• [Exercise] Write out the whole listing again, exactly.

— START OF Dataset rows —

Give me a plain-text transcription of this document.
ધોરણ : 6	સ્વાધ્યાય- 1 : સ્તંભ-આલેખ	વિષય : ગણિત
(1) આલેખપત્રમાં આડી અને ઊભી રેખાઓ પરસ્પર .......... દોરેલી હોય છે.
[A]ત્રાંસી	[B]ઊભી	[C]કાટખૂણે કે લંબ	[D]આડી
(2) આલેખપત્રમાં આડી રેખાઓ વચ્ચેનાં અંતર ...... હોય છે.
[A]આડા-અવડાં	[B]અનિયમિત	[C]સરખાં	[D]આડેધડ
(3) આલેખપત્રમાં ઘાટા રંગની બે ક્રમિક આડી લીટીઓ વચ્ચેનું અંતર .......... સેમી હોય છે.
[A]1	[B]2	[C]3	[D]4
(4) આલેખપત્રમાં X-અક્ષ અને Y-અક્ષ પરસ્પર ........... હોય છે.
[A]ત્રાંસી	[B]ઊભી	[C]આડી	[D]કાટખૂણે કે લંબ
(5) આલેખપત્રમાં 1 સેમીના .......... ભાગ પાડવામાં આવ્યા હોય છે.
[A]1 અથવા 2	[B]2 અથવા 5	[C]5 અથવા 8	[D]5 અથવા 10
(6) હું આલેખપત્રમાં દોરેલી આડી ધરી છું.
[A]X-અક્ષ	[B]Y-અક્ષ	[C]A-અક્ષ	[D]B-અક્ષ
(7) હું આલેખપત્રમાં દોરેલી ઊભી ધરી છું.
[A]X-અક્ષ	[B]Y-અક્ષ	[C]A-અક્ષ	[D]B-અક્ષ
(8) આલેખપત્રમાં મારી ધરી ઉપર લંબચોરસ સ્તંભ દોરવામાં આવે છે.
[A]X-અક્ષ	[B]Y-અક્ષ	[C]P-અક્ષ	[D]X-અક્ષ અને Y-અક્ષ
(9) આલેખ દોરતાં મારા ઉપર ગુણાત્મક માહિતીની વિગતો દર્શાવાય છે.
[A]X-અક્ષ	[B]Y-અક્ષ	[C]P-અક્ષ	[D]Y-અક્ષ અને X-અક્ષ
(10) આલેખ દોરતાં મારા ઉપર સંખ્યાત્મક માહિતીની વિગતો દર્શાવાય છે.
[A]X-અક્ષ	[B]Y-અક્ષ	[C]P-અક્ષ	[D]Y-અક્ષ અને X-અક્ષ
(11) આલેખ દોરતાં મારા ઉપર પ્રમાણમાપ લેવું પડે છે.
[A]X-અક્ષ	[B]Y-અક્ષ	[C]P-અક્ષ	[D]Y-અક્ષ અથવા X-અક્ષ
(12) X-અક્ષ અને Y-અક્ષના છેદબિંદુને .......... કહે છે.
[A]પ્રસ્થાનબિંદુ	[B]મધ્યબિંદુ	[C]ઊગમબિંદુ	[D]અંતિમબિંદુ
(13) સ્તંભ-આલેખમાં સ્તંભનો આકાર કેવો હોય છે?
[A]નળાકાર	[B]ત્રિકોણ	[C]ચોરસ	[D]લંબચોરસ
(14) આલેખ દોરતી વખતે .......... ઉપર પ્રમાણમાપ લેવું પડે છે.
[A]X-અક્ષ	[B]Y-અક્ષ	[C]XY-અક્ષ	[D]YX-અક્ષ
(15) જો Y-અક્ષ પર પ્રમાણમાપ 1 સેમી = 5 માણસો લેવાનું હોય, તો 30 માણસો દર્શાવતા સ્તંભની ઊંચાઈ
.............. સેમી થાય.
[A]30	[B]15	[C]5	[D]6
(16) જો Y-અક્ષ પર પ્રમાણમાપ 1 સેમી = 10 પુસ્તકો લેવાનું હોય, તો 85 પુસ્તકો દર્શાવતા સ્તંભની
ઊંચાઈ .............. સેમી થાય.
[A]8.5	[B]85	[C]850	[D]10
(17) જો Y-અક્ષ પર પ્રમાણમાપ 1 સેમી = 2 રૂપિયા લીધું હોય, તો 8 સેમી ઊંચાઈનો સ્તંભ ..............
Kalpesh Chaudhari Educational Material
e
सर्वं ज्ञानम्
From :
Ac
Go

— END OF Dataset rows —

• [Answer to the exercise]
Give me a plain-text transcription of this document.
ધોરણ : 6	સ્વાધ્યાય- 1 : સ્તંભ-આલેખ	વિષય : ગણિત
(1) આલેખપત્રમાં આડી અને ઊભી રેખાઓ પરસ્પર .......... દોરેલી હોય છે.
[A]ત્રાંસી	[B]ઊભી	[C]કાટખૂણે કે લંબ	[D]આડી
(2) આલેખપત્રમાં આડી રેખાઓ વચ્ચેનાં અંતર ...... હોય છે.
[A]આડા-અવડાં	[B]અનિયમિત	[C]સરખાં	[D]આડેધડ
(3) આલેખપત્રમાં ઘાટા રંગની બે ક્રમિક આડી લીટીઓ વચ્ચેનું અંતર .......... સેમી હોય છે.
[A]1	[B]2	[C]3	[D]4
(4) આલેખપત્રમાં X-અક્ષ અને Y-અક્ષ પરસ્પર ........... હોય છે.
[A]ત્રાંસી	[B]ઊભી	[C]આડી	[D]કાટખૂણે કે લંબ
(5) આલેખપત્રમાં 1 સેમીના .......... ભાગ પાડવામાં આવ્યા હોય છે.
[A]1 અથવા 2	[B]2 અથવા 5	[C]5 અથવા 8	[D]5 અથવા 10
(6) હું આલેખપત્રમાં દોરેલી આડી ધરી છું.
[A]X-અક્ષ	[B]Y-અક્ષ	[C]A-અક્ષ	[D]B-અક્ષ
(7) હું આલેખપત્રમાં દોરેલી ઊભી ધરી છું.
[A]X-અક્ષ	[B]Y-અક્ષ	[C]A-અક્ષ	[D]B-અક્ષ
(8) આલેખપત્રમાં મારી ધરી ઉપર લંબચોરસ સ્તંભ દોરવામાં આવે છે.
[A]X-અક્ષ	[B]Y-અક્ષ	[C]P-અક્ષ	[D]X-અક્ષ અને Y-અક્ષ
(9) આલેખ દોરતાં મારા ઉપર ગુણાત્મક માહિતીની વિગતો દર્શાવાય છે.
[A]X-અક્ષ	[B]Y-અક્ષ	[C]P-અક્ષ	[D]Y-અક્ષ અને X-અક્ષ
(10) આલેખ દોરતાં મારા ઉપર સંખ્યાત્મક માહિતીની વિગતો દર્શાવાય છે.
[A]X-અક્ષ	[B]Y-અક્ષ	[C]P-અક્ષ	[D]Y-અક્ષ અને X-અક્ષ
(11) આલેખ દોરતાં મારા ઉપર પ્રમાણમાપ લેવું પડે છે.
[A]X-અક્ષ	[B]Y-અક્ષ	[C]P-અક્ષ	[D]Y-અક્ષ અથવા X-અક્ષ
(12) X-અક્ષ અને Y-અક્ષના છેદબિંદુને .......... કહે છે.
[A]પ્રસ્થાનબિંદુ	[B]મધ્યબિંદુ	[C]ઊગમબિંદુ	[D]અંતિમબિંદુ
(13) સ્તંભ-આલેખમાં સ્તંભનો આકાર કેવો હોય છે?
[A]નળાકાર	[B]ત્રિકોણ	[C]ચોરસ	[D]લંબચોરસ
(14) આલેખ દોરતી વખતે .......... ઉપર પ્રમાણમાપ લેવું પડે છે.
[A]X-અક્ષ	[B]Y-અક્ષ	[C]XY-અક્ષ	[D]YX-અક્ષ
(15) જો Y-અક્ષ પર પ્રમાણમાપ 1 સેમી = 5 માણસો લેવાનું હોય, તો 30 માણસો દર્શાવતા સ્તંભની ઊંચાઈ
.............. સેમી થાય.
[A]30	[B]15	[C]5	[D]6
(16) જો Y-અક્ષ પર પ્રમાણમાપ 1 સેમી = 10 પુસ્તકો લેવાનું હોય, તો 85 પુસ્તકો દર્શાવતા સ્તંભની
ઊંચાઈ .............. સેમી થાય.
[A]8.5	[B]85	[C]850	[D]10
(17) જો Y-અક્ષ પર પ્રમાણમાપ 1 સેમી = 2 રૂપિયા લીધું હોય, તો 8 સેમી ઊંચાઈનો સ્તંભ ..............
Kalpesh Chaudhari Educational Material
e
सर्वं ज्ञानम्
From :
Ac
Go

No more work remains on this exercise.